*Available records*
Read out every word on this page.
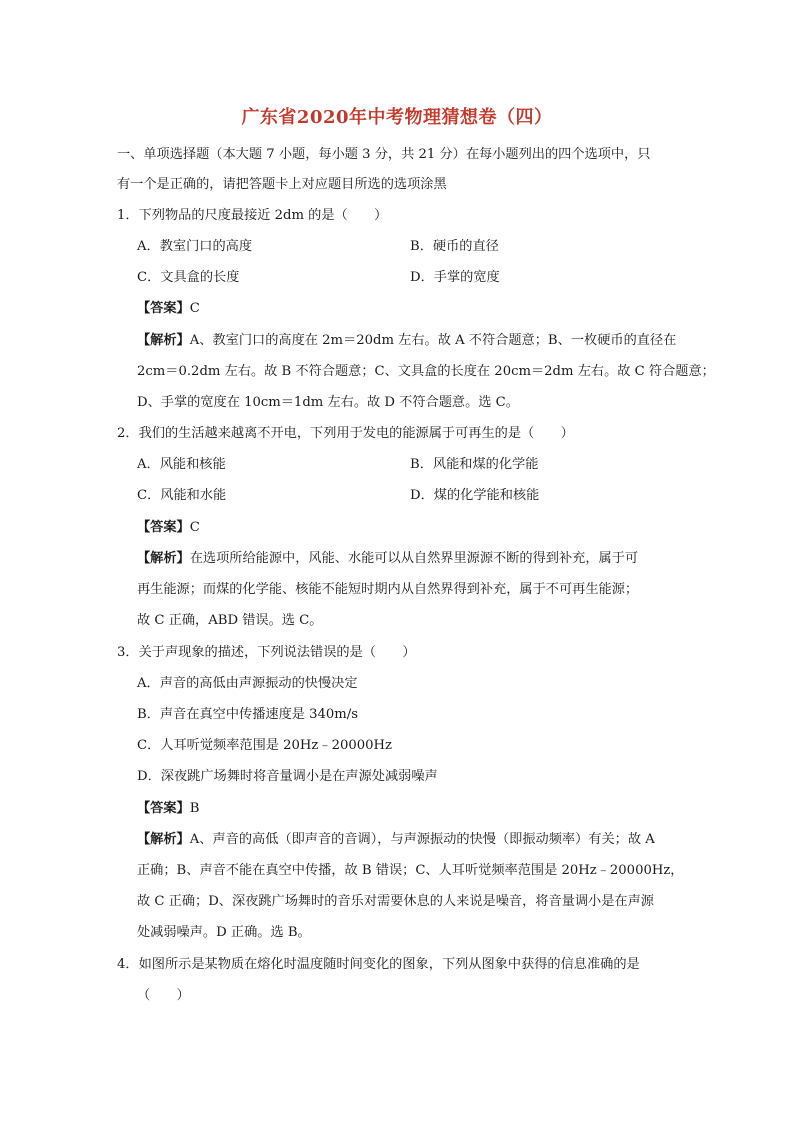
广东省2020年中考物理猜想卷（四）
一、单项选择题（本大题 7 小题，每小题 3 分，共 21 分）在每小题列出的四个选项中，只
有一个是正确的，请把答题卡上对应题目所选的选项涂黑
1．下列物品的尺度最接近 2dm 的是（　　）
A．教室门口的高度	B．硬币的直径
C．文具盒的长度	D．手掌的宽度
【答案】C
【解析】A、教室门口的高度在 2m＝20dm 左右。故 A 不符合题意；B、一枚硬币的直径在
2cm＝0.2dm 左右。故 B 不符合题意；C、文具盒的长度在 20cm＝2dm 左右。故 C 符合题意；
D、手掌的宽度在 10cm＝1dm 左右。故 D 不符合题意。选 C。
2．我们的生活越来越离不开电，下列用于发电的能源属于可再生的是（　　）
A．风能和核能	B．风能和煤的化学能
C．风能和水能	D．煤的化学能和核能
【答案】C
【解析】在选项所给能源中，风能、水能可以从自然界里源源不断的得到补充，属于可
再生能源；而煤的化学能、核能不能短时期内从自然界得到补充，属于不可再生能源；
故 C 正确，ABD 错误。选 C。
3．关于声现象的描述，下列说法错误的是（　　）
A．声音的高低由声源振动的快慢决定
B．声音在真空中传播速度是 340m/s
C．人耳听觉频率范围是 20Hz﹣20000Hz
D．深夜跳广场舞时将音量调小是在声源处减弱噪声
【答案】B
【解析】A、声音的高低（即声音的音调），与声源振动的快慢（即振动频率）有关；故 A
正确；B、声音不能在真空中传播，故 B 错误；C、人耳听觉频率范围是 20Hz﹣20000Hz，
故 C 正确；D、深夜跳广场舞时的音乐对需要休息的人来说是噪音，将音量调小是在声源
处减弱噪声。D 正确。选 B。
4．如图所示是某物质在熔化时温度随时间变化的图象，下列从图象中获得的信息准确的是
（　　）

*Directive*
Find each line that has the word "不符合题意", then copy it out.

*Exercise answer*
【解析】A、教室门口的高度在 2m＝20dm 左右。故 A 不符合题意；B、一枚硬币的直径在
2cm＝0.2dm 左右。故 B 不符合题意；C、文具盒的长度在 20cm＝2dm 左右。故 C 符合题意；
D、手掌的宽度在 10cm＝1dm 左右。故 D 不符合题意。选 C。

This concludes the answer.